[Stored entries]
###
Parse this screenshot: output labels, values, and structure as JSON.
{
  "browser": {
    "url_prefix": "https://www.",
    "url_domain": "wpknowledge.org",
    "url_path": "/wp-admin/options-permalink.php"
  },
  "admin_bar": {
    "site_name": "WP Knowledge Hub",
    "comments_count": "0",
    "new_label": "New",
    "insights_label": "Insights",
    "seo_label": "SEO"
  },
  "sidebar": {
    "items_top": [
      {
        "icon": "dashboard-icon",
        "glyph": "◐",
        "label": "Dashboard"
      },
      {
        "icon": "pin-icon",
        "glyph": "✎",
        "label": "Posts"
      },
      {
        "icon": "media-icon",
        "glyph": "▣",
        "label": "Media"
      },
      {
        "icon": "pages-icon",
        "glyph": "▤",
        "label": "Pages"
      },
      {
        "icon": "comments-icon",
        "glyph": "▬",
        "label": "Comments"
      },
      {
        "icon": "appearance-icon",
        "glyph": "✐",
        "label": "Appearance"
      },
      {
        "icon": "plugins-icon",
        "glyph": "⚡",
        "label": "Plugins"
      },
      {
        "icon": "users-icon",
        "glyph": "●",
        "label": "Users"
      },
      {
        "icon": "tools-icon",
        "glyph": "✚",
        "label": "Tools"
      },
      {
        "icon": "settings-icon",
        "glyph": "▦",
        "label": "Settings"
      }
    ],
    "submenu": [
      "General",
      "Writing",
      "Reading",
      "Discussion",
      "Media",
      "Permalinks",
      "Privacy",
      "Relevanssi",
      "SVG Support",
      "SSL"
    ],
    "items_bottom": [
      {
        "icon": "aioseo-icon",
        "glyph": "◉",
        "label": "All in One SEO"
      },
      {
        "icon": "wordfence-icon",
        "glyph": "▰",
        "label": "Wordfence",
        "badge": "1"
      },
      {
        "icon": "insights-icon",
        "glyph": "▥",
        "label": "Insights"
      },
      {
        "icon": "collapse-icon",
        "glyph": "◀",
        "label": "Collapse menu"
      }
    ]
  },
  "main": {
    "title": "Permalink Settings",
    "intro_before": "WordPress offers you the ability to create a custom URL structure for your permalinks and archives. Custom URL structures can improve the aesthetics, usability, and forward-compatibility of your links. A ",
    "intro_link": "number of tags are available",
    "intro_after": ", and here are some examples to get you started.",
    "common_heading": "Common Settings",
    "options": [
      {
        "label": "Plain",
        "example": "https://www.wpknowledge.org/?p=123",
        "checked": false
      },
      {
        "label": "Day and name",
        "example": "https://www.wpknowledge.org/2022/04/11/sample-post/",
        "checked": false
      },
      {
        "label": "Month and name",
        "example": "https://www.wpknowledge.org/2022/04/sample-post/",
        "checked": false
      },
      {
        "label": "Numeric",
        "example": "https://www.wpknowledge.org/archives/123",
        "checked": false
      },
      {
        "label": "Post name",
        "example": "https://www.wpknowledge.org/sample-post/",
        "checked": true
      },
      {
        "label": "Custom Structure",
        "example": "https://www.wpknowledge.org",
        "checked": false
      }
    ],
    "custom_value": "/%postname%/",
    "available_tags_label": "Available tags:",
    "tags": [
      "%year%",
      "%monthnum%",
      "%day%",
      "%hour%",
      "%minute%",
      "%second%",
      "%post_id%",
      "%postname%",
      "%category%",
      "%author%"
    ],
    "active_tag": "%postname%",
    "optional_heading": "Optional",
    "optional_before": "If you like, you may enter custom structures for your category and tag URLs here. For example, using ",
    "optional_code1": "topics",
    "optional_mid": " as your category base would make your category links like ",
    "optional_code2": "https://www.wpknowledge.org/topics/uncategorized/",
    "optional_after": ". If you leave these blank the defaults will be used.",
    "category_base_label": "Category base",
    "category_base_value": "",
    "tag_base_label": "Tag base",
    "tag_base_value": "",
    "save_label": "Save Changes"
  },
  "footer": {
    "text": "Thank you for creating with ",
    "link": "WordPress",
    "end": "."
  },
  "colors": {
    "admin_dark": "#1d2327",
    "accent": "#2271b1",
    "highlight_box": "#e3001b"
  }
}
###
BRIEF
Among the lines of the material above, how many include the string "postname"? Report only that number.

ANSWER IN FULL
3